* _Written request_:
Assemble all lines in which the string "TradingView" appears.

— BEGIN —

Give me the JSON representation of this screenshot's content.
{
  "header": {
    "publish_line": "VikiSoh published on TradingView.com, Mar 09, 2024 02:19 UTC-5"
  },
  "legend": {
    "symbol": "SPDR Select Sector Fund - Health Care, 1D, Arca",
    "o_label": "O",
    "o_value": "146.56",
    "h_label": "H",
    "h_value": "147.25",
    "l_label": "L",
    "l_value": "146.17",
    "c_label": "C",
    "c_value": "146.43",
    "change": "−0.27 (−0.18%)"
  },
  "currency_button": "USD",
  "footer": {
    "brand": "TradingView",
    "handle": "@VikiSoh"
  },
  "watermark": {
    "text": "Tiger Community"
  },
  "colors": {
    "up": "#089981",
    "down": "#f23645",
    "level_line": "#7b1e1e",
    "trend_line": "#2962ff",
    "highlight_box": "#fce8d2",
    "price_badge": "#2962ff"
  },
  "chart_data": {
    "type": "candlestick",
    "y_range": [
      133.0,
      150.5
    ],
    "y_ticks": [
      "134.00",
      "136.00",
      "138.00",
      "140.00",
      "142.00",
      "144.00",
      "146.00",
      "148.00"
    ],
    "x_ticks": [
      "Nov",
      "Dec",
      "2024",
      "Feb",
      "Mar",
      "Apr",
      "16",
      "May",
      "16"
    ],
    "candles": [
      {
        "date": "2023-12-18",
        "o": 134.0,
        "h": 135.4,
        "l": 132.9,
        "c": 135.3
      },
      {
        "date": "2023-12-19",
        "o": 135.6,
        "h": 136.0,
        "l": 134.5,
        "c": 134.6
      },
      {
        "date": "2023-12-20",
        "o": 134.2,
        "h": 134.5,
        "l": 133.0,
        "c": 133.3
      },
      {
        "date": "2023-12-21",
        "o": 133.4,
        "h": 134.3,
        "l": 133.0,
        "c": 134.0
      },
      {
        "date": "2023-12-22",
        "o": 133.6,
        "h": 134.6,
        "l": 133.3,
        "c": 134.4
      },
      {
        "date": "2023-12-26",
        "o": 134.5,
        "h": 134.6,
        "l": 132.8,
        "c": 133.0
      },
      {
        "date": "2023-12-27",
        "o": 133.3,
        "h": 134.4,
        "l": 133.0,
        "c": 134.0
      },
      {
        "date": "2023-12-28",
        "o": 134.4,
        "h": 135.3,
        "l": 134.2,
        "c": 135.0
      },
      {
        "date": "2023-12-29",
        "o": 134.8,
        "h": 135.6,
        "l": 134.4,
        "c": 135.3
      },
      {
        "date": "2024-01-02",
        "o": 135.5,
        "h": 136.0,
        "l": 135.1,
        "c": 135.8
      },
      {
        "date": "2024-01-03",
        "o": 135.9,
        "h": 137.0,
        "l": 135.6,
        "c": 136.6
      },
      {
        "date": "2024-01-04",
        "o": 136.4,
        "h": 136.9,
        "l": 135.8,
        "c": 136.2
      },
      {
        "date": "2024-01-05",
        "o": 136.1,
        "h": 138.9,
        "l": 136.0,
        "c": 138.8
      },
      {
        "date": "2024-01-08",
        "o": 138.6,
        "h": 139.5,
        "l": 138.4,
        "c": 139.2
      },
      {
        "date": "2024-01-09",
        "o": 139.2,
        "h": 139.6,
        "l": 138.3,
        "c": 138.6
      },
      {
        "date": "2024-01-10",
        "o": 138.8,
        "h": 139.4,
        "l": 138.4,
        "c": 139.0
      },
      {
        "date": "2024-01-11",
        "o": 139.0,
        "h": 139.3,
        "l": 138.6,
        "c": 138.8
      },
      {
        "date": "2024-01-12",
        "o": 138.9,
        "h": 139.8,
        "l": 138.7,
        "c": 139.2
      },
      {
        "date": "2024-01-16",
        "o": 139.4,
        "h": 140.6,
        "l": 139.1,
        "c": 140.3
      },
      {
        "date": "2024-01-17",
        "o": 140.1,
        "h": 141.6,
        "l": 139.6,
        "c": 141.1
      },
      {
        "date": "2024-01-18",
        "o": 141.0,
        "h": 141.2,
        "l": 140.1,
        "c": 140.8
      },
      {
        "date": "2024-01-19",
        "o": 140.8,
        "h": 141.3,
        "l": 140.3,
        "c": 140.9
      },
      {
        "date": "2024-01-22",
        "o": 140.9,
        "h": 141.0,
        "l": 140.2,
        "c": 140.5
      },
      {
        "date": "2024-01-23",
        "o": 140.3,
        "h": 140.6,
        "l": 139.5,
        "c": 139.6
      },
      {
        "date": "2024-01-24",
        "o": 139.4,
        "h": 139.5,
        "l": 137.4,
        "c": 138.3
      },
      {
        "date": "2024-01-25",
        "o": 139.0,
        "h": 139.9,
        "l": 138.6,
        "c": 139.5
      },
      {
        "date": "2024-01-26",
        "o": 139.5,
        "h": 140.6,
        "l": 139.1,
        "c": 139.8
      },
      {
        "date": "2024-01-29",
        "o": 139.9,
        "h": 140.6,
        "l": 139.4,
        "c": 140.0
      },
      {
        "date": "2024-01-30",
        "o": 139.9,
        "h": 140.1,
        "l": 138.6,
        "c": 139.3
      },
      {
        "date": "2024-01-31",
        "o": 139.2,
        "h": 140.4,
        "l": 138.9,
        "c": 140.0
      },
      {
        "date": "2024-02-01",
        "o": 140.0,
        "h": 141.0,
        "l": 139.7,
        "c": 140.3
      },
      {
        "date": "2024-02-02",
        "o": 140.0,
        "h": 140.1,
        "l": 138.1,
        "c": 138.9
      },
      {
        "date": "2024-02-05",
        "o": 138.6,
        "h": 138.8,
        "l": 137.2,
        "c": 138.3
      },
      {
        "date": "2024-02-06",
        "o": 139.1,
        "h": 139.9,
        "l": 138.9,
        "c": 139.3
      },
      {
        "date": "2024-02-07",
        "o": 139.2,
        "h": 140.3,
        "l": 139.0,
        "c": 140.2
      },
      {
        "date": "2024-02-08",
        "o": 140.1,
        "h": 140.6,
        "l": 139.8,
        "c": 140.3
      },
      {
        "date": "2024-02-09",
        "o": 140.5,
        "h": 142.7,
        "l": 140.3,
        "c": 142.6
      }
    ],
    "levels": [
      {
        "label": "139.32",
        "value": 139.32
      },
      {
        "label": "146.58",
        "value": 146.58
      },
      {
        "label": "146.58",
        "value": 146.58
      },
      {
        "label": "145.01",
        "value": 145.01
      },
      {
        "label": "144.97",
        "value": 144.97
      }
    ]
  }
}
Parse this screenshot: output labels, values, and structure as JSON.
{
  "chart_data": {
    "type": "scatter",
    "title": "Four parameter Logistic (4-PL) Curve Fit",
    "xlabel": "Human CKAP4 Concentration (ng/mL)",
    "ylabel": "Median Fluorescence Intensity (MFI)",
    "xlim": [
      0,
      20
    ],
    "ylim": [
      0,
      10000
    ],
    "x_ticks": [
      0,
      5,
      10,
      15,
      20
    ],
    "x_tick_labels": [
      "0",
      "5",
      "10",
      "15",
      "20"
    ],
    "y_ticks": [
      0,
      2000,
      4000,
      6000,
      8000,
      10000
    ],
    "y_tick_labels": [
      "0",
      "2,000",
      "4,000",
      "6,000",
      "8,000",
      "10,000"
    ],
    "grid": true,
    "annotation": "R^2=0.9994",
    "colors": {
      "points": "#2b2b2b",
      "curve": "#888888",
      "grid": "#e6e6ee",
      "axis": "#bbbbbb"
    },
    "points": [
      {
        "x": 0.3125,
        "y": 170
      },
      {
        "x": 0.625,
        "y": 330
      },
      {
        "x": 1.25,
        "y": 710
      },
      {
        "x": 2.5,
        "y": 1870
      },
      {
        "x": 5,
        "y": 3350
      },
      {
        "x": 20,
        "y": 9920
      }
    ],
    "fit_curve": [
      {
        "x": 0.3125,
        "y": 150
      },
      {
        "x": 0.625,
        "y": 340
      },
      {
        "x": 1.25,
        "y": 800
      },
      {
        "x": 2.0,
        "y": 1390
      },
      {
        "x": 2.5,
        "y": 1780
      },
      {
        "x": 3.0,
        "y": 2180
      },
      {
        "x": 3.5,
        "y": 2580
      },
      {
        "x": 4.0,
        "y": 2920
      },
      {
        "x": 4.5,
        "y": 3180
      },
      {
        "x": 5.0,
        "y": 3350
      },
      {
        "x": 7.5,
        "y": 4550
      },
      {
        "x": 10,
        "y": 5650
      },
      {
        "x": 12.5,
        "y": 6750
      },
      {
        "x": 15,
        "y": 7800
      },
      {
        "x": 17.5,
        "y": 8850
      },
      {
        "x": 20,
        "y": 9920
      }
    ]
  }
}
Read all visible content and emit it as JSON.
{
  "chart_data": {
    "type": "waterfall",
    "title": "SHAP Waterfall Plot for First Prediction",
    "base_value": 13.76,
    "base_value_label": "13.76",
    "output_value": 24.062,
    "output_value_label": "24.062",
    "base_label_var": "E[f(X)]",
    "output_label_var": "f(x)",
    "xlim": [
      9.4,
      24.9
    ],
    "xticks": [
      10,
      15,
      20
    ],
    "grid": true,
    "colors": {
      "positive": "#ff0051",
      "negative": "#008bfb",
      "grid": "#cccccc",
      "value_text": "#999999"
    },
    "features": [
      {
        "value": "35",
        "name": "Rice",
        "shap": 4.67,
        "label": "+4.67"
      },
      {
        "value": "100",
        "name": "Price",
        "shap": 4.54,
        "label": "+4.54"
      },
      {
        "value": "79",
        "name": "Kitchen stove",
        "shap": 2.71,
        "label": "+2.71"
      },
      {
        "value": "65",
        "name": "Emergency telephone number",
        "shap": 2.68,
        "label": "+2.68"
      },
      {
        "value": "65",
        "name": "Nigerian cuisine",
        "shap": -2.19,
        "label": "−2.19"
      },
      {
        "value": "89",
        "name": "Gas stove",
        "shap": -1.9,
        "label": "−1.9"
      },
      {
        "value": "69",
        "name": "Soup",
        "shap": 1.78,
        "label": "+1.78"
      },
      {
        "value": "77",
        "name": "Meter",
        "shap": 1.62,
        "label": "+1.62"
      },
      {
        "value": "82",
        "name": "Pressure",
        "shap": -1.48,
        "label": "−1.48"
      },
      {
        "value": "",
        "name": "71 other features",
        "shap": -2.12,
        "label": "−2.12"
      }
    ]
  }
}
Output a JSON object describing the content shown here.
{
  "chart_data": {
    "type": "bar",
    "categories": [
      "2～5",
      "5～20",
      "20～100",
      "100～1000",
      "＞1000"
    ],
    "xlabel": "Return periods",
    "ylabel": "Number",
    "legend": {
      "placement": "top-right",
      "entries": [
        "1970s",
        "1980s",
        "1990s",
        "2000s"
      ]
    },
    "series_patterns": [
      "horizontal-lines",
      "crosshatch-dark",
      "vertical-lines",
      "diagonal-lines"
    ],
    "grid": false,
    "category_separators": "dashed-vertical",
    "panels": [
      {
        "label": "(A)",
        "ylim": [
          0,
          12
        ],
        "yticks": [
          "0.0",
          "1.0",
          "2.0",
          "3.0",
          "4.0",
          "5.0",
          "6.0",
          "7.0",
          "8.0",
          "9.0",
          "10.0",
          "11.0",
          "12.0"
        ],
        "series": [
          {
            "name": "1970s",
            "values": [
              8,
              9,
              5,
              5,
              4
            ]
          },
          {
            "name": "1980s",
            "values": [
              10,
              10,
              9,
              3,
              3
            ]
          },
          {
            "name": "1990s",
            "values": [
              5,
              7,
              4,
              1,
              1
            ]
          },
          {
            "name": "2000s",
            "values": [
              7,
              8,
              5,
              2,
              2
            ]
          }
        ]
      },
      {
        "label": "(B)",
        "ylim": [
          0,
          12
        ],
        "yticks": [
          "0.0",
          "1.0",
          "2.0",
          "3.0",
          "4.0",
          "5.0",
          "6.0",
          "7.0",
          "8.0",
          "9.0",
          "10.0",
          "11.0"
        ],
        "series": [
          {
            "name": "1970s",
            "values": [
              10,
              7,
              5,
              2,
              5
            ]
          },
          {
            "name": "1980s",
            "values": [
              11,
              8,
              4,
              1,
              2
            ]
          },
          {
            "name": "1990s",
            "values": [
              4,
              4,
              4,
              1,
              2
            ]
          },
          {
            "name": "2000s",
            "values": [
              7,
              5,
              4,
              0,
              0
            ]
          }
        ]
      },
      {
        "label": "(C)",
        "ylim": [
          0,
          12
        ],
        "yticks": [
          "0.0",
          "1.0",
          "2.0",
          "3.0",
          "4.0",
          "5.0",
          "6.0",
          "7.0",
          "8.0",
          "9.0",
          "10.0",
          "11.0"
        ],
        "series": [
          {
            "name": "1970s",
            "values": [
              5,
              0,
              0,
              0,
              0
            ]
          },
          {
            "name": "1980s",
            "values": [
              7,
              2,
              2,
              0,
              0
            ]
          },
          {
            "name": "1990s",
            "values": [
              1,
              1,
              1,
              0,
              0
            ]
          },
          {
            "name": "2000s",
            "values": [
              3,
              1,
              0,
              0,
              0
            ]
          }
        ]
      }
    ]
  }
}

— END —

* _Answer to the problem_:
    "publish_line": "VikiSoh published on TradingView.com, Mar 09, 2024 02:19 UTC-5"
    "brand": "TradingView",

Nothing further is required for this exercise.